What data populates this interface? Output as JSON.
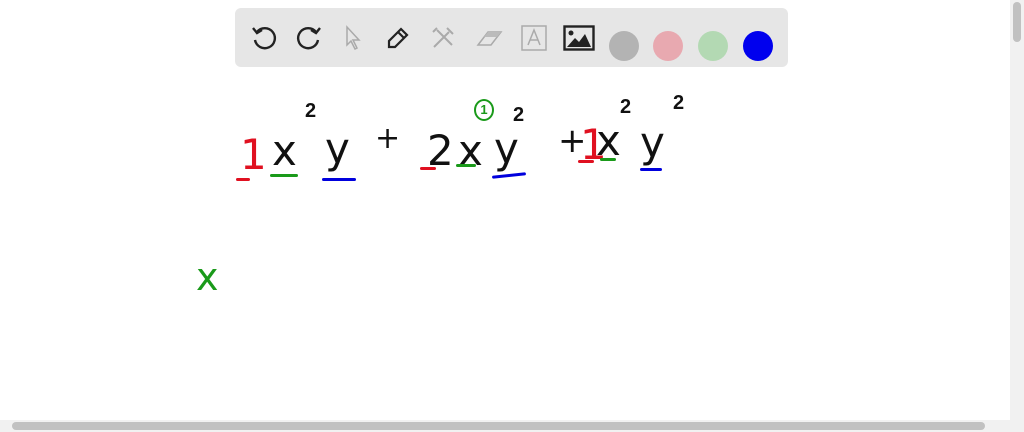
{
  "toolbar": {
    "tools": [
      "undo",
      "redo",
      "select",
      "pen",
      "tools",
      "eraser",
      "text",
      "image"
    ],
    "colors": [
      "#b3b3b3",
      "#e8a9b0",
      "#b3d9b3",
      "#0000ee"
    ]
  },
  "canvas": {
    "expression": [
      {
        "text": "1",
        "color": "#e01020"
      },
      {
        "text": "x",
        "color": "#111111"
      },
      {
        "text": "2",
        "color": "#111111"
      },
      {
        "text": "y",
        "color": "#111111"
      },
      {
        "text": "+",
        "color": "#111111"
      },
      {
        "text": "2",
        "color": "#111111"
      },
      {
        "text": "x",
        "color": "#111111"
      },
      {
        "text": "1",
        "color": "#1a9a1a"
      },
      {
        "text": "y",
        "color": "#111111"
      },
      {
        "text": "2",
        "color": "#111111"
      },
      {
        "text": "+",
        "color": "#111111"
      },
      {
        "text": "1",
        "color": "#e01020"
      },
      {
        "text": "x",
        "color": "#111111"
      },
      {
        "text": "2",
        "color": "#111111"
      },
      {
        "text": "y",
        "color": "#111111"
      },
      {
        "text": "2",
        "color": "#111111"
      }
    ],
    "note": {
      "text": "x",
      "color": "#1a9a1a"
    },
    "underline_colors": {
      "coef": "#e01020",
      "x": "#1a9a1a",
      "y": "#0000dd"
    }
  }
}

::::::::::

* _What to do_
Copy out all the records exactly, excluding pictures.

* _Reply_
What data populates this interface? Output as JSON.
{
  "toolbar": {
    "tools": [
      "undo",
      "redo",
      "select",
      "pen",
      "tools",
      "eraser",
      "text",
      "image"
    ],
    "colors": [
      "#b3b3b3",
      "#e8a9b0",
      "#b3d9b3",
      "#0000ee"
    ]
  },
  "canvas": {
    "expression": [
      {
        "text": "1",
        "color": "#e01020"
      },
      {
        "text": "x",
        "color": "#111111"
      },
      {
        "text": "2",
        "color": "#111111"
      },
      {
        "text": "y",
        "color": "#111111"
      },
      {
        "text": "+",
        "color": "#111111"
      },
      {
        "text": "2",
        "color": "#111111"
      },
      {
        "text": "x",
        "color": "#111111"
      },
      {
        "text": "1",
        "color": "#1a9a1a"
      },
      {
        "text": "y",
        "color": "#111111"
      },
      {
        "text": "2",
        "color": "#111111"
      },
      {
        "text": "+",
        "color": "#111111"
      },
      {
        "text": "1",
        "color": "#e01020"
      },
      {
        "text": "x",
        "color": "#111111"
      },
      {
        "text": "2",
        "color": "#111111"
      },
      {
        "text": "y",
        "color": "#111111"
      },
      {
        "text": "2",
        "color": "#111111"
      }
    ],
    "note": {
      "text": "x",
      "color": "#1a9a1a"
    },
    "underline_colors": {
      "coef": "#e01020",
      "x": "#1a9a1a",
      "y": "#0000dd"
    }
  }
}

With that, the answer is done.